(Data entries for graphics)

-=-=-=-=-

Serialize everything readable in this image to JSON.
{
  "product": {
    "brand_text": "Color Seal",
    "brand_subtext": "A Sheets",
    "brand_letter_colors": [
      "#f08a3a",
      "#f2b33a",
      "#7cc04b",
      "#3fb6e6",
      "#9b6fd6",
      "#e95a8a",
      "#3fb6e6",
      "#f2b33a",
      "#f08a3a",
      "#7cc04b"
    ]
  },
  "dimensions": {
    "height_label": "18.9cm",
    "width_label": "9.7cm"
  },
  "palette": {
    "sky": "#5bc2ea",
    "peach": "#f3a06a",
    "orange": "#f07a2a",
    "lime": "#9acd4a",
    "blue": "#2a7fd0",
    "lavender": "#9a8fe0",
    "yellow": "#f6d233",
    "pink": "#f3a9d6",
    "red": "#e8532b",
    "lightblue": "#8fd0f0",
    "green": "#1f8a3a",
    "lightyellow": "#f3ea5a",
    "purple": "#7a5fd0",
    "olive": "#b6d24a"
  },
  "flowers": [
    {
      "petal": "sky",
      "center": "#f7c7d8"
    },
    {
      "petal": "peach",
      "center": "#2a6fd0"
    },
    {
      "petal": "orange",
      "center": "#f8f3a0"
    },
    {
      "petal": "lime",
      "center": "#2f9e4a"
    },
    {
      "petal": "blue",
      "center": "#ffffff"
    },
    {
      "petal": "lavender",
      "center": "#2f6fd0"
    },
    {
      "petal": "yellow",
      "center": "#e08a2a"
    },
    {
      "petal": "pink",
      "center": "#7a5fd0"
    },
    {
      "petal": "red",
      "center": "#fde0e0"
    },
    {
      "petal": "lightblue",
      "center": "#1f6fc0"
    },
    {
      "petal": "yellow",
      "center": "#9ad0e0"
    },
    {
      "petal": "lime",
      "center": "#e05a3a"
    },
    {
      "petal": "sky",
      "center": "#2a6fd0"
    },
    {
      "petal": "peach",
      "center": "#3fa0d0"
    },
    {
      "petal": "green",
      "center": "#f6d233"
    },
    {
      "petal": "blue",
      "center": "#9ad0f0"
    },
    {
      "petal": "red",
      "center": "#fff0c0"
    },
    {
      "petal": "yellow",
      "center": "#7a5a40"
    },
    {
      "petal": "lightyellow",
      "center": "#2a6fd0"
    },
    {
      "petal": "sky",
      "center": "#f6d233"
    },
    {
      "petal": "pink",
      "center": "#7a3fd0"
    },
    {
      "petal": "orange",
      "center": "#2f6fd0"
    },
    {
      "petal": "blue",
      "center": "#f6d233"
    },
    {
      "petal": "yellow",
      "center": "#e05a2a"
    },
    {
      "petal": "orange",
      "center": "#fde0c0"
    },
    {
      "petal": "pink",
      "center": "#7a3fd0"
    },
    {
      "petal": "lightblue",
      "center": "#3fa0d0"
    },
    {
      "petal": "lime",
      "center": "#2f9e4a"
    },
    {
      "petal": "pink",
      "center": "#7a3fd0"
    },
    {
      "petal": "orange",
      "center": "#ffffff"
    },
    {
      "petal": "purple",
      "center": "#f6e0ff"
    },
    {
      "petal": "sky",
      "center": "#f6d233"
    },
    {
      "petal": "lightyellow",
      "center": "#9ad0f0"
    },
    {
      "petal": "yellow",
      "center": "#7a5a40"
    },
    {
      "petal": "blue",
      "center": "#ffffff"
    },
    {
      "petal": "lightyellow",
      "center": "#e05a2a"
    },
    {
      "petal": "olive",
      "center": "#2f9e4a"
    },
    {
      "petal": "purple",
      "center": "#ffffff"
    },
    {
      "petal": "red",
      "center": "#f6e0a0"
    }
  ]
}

-=-=-=-=-

Exactly reproduce every line of the data above.

Serialize everything readable in this image to JSON.
{
  "product": {
    "brand_text": "Color Seal",
    "brand_subtext": "A Sheets",
    "brand_letter_colors": [
      "#f08a3a",
      "#f2b33a",
      "#7cc04b",
      "#3fb6e6",
      "#9b6fd6",
      "#e95a8a",
      "#3fb6e6",
      "#f2b33a",
      "#f08a3a",
      "#7cc04b"
    ]
  },
  "dimensions": {
    "height_label": "18.9cm",
    "width_label": "9.7cm"
  },
  "palette": {
    "sky": "#5bc2ea",
    "peach": "#f3a06a",
    "orange": "#f07a2a",
    "lime": "#9acd4a",
    "blue": "#2a7fd0",
    "lavender": "#9a8fe0",
    "yellow": "#f6d233",
    "pink": "#f3a9d6",
    "red": "#e8532b",
    "lightblue": "#8fd0f0",
    "green": "#1f8a3a",
    "lightyellow": "#f3ea5a",
    "purple": "#7a5fd0",
    "olive": "#b6d24a"
  },
  "flowers": [
    {
      "petal": "sky",
      "center": "#f7c7d8"
    },
    {
      "petal": "peach",
      "center": "#2a6fd0"
    },
    {
      "petal": "orange",
      "center": "#f8f3a0"
    },
    {
      "petal": "lime",
      "center": "#2f9e4a"
    },
    {
      "petal": "blue",
      "center": "#ffffff"
    },
    {
      "petal": "lavender",
      "center": "#2f6fd0"
    },
    {
      "petal": "yellow",
      "center": "#e08a2a"
    },
    {
      "petal": "pink",
      "center": "#7a5fd0"
    },
    {
      "petal": "red",
      "center": "#fde0e0"
    },
    {
      "petal": "lightblue",
      "center": "#1f6fc0"
    },
    {
      "petal": "yellow",
      "center": "#9ad0e0"
    },
    {
      "petal": "lime",
      "center": "#e05a3a"
    },
    {
      "petal": "sky",
      "center": "#2a6fd0"
    },
    {
      "petal": "peach",
      "center": "#3fa0d0"
    },
    {
      "petal": "green",
      "center": "#f6d233"
    },
    {
      "petal": "blue",
      "center": "#9ad0f0"
    },
    {
      "petal": "red",
      "center": "#fff0c0"
    },
    {
      "petal": "yellow",
      "center": "#7a5a40"
    },
    {
      "petal": "lightyellow",
      "center": "#2a6fd0"
    },
    {
      "petal": "sky",
      "center": "#f6d233"
    },
    {
      "petal": "pink",
      "center": "#7a3fd0"
    },
    {
      "petal": "orange",
      "center": "#2f6fd0"
    },
    {
      "petal": "blue",
      "center": "#f6d233"
    },
    {
      "petal": "yellow",
      "center": "#e05a2a"
    },
    {
      "petal": "orange",
      "center": "#fde0c0"
    },
    {
      "petal": "pink",
      "center": "#7a3fd0"
    },
    {
      "petal": "lightblue",
      "center": "#3fa0d0"
    },
    {
      "petal": "lime",
      "center": "#2f9e4a"
    },
    {
      "petal": "pink",
      "center": "#7a3fd0"
    },
    {
      "petal": "orange",
      "center": "#ffffff"
    },
    {
      "petal": "purple",
      "center": "#f6e0ff"
    },
    {
      "petal": "sky",
      "center": "#f6d233"
    },
    {
      "petal": "lightyellow",
      "center": "#9ad0f0"
    },
    {
      "petal": "yellow",
      "center": "#7a5a40"
    },
    {
      "petal": "blue",
      "center": "#ffffff"
    },
    {
      "petal": "lightyellow",
      "center": "#e05a2a"
    },
    {
      "petal": "olive",
      "center": "#2f9e4a"
    },
    {
      "petal": "purple",
      "center": "#ffffff"
    },
    {
      "petal": "red",
      "center": "#f6e0a0"
    }
  ]
}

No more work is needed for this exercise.